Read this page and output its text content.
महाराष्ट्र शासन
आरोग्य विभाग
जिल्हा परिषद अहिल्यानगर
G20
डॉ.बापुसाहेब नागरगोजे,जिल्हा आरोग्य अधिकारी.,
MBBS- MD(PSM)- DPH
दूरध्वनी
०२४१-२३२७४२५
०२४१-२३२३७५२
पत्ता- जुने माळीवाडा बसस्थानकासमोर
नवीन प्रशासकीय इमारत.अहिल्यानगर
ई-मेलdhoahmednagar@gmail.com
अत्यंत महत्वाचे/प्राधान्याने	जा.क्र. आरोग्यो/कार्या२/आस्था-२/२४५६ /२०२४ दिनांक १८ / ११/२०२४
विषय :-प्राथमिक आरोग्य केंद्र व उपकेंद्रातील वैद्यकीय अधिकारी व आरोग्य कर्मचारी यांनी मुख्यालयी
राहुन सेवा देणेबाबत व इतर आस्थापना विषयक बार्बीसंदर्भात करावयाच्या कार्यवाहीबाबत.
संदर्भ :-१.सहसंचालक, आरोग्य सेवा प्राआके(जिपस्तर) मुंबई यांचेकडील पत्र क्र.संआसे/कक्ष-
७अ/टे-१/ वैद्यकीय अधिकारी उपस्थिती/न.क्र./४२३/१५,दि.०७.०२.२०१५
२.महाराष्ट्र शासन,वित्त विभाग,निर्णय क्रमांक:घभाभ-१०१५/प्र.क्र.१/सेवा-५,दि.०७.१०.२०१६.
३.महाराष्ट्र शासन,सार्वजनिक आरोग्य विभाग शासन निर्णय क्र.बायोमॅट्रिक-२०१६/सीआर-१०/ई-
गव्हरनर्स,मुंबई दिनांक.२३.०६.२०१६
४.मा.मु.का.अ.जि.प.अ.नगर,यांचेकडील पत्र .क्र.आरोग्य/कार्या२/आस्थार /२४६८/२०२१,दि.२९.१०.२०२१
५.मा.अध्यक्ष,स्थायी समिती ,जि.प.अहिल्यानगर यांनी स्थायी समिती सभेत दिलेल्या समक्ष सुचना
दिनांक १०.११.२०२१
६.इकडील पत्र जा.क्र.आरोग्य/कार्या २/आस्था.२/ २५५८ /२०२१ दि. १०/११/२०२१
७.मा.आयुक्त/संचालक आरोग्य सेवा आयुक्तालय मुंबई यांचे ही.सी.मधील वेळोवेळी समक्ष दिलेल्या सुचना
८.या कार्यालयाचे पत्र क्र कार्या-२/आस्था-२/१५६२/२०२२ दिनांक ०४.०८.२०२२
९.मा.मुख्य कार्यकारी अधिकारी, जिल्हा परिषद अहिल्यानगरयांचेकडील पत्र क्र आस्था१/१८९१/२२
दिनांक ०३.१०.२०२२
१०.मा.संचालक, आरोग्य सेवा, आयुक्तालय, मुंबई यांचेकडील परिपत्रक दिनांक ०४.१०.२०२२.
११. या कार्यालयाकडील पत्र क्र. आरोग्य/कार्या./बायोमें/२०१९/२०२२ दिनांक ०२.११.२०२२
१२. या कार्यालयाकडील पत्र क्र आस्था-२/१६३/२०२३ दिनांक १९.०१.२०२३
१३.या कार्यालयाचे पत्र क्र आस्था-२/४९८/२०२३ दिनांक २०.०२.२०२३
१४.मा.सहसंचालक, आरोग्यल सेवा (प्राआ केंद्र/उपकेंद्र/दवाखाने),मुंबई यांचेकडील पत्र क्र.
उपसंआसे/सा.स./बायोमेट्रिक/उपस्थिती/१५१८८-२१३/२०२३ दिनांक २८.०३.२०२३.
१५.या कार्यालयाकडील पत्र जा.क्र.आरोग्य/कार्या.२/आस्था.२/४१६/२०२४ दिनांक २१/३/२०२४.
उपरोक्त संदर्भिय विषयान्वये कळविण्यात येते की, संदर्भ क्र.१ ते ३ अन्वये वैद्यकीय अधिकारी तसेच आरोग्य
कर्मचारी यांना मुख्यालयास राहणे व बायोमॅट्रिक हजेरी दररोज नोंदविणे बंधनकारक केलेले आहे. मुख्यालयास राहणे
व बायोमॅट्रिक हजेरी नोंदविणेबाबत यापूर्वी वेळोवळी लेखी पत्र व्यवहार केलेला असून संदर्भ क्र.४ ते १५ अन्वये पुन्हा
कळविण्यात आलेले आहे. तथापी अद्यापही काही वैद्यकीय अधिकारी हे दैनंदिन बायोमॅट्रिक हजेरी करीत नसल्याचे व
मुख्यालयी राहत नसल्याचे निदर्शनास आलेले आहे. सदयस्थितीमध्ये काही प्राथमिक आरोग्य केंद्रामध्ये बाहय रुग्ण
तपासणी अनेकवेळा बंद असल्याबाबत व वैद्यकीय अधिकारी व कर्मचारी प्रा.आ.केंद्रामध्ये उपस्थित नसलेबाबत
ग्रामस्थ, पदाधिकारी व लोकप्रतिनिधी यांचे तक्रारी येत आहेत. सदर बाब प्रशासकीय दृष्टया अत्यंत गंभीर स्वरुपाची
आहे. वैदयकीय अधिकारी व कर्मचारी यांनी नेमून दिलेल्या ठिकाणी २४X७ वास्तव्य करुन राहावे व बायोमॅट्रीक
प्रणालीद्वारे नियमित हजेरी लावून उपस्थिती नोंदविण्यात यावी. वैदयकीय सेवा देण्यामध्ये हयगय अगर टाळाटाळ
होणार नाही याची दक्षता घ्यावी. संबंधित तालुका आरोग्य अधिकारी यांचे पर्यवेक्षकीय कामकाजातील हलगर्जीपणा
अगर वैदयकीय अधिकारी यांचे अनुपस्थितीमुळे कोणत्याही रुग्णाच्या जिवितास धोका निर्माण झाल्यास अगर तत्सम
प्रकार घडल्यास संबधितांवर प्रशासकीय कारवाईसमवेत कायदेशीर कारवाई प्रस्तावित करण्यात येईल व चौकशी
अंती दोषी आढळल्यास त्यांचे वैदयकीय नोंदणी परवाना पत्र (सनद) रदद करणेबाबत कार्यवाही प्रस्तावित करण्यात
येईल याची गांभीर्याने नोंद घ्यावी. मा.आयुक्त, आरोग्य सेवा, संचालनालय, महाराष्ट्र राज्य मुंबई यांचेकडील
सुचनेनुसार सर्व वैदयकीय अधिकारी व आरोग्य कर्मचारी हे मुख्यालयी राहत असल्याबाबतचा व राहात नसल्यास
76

· · · · ·

**TASK REQUIREMENTS:** Using the listing above, retype each line exactly.

**WRITTEN REPLY:**
Read this page and output its text content.
महाराष्ट्र शासन
आरोग्य विभाग
जिल्हा परिषद अहिल्यानगर
G20
डॉ.बापुसाहेब नागरगोजे,जिल्हा आरोग्य अधिकारी.,
MBBS- MD(PSM)- DPH
दूरध्वनी
०२४१-२३२७४२५
०२४१-२३२३७५२
पत्ता- जुने माळीवाडा बसस्थानकासमोर
नवीन प्रशासकीय इमारत.अहिल्यानगर
ई-मेलdhoahmednagar@gmail.com
अत्यंत महत्वाचे/प्राधान्याने	जा.क्र. आरोग्यो/कार्या२/आस्था-२/२४५६ /२०२४ दिनांक १८ / ११/२०२४
विषय :-प्राथमिक आरोग्य केंद्र व उपकेंद्रातील वैद्यकीय अधिकारी व आरोग्य कर्मचारी यांनी मुख्यालयी
राहुन सेवा देणेबाबत व इतर आस्थापना विषयक बार्बीसंदर्भात करावयाच्या कार्यवाहीबाबत.
संदर्भ :-१.सहसंचालक, आरोग्य सेवा प्राआके(जिपस्तर) मुंबई यांचेकडील पत्र क्र.संआसे/कक्ष-
७अ/टे-१/ वैद्यकीय अधिकारी उपस्थिती/न.क्र./४२३/१५,दि.०७.०२.२०१५
२.महाराष्ट्र शासन,वित्त विभाग,निर्णय क्रमांक:घभाभ-१०१५/प्र.क्र.१/सेवा-५,दि.०७.१०.२०१६.
३.महाराष्ट्र शासन,सार्वजनिक आरोग्य विभाग शासन निर्णय क्र.बायोमॅट्रिक-२०१६/सीआर-१०/ई-
गव्हरनर्स,मुंबई दिनांक.२३.०६.२०१६
४.मा.मु.का.अ.जि.प.अ.नगर,यांचेकडील पत्र .क्र.आरोग्य/कार्या२/आस्थार /२४६८/२०२१,दि.२९.१०.२०२१
५.मा.अध्यक्ष,स्थायी समिती ,जि.प.अहिल्यानगर यांनी स्थायी समिती सभेत दिलेल्या समक्ष सुचना
दिनांक १०.११.२०२१
६.इकडील पत्र जा.क्र.आरोग्य/कार्या २/आस्था.२/ २५५८ /२०२१ दि. १०/११/२०२१
७.मा.आयुक्त/संचालक आरोग्य सेवा आयुक्तालय मुंबई यांचे ही.सी.मधील वेळोवेळी समक्ष दिलेल्या सुचना
८.या कार्यालयाचे पत्र क्र कार्या-२/आस्था-२/१५६२/२०२२ दिनांक ०४.०८.२०२२
९.मा.मुख्य कार्यकारी अधिकारी, जिल्हा परिषद अहिल्यानगरयांचेकडील पत्र क्र आस्था१/१८९१/२२
दिनांक ०३.१०.२०२२
१०.मा.संचालक, आरोग्य सेवा, आयुक्तालय, मुंबई यांचेकडील परिपत्रक दिनांक ०४.१०.२०२२.
११. या कार्यालयाकडील पत्र क्र. आरोग्य/कार्या./बायोमें/२०१९/२०२२ दिनांक ०२.११.२०२२
१२. या कार्यालयाकडील पत्र क्र आस्था-२/१६३/२०२३ दिनांक १९.०१.२०२३
१३.या कार्यालयाचे पत्र क्र आस्था-२/४९८/२०२३ दिनांक २०.०२.२०२३
१४.मा.सहसंचालक, आरोग्यल सेवा (प्राआ केंद्र/उपकेंद्र/दवाखाने),मुंबई यांचेकडील पत्र क्र.
उपसंआसे/सा.स./बायोमेट्रिक/उपस्थिती/१५१८८-२१३/२०२३ दिनांक २८.०३.२०२३.
१५.या कार्यालयाकडील पत्र जा.क्र.आरोग्य/कार्या.२/आस्था.२/४१६/२०२४ दिनांक २१/३/२०२४.
उपरोक्त संदर्भिय विषयान्वये कळविण्यात येते की, संदर्भ क्र.१ ते ३ अन्वये वैद्यकीय अधिकारी तसेच आरोग्य
कर्मचारी यांना मुख्यालयास राहणे व बायोमॅट्रिक हजेरी दररोज नोंदविणे बंधनकारक केलेले आहे. मुख्यालयास राहणे
व बायोमॅट्रिक हजेरी नोंदविणेबाबत यापूर्वी वेळोवळी लेखी पत्र व्यवहार केलेला असून संदर्भ क्र.४ ते १५ अन्वये पुन्हा
कळविण्यात आलेले आहे. तथापी अद्यापही काही वैद्यकीय अधिकारी हे दैनंदिन बायोमॅट्रिक हजेरी करीत नसल्याचे व
मुख्यालयी राहत नसल्याचे निदर्शनास आलेले आहे. सदयस्थितीमध्ये काही प्राथमिक आरोग्य केंद्रामध्ये बाहय रुग्ण
तपासणी अनेकवेळा बंद असल्याबाबत व वैद्यकीय अधिकारी व कर्मचारी प्रा.आ.केंद्रामध्ये उपस्थित नसलेबाबत
ग्रामस्थ, पदाधिकारी व लोकप्रतिनिधी यांचे तक्रारी येत आहेत. सदर बाब प्रशासकीय दृष्टया अत्यंत गंभीर स्वरुपाची
आहे. वैदयकीय अधिकारी व कर्मचारी यांनी नेमून दिलेल्या ठिकाणी २४X७ वास्तव्य करुन राहावे व बायोमॅट्रीक
प्रणालीद्वारे नियमित हजेरी लावून उपस्थिती नोंदविण्यात यावी. वैदयकीय सेवा देण्यामध्ये हयगय अगर टाळाटाळ
होणार नाही याची दक्षता घ्यावी. संबंधित तालुका आरोग्य अधिकारी यांचे पर्यवेक्षकीय कामकाजातील हलगर्जीपणा
अगर वैदयकीय अधिकारी यांचे अनुपस्थितीमुळे कोणत्याही रुग्णाच्या जिवितास धोका निर्माण झाल्यास अगर तत्सम
प्रकार घडल्यास संबधितांवर प्रशासकीय कारवाईसमवेत कायदेशीर कारवाई प्रस्तावित करण्यात येईल व चौकशी
अंती दोषी आढळल्यास त्यांचे वैदयकीय नोंदणी परवाना पत्र (सनद) रदद करणेबाबत कार्यवाही प्रस्तावित करण्यात
येईल याची गांभीर्याने नोंद घ्यावी. मा.आयुक्त, आरोग्य सेवा, संचालनालय, महाराष्ट्र राज्य मुंबई यांचेकडील
सुचनेनुसार सर्व वैदयकीय अधिकारी व आरोग्य कर्मचारी हे मुख्यालयी राहत असल्याबाबतचा व राहात नसल्यास
76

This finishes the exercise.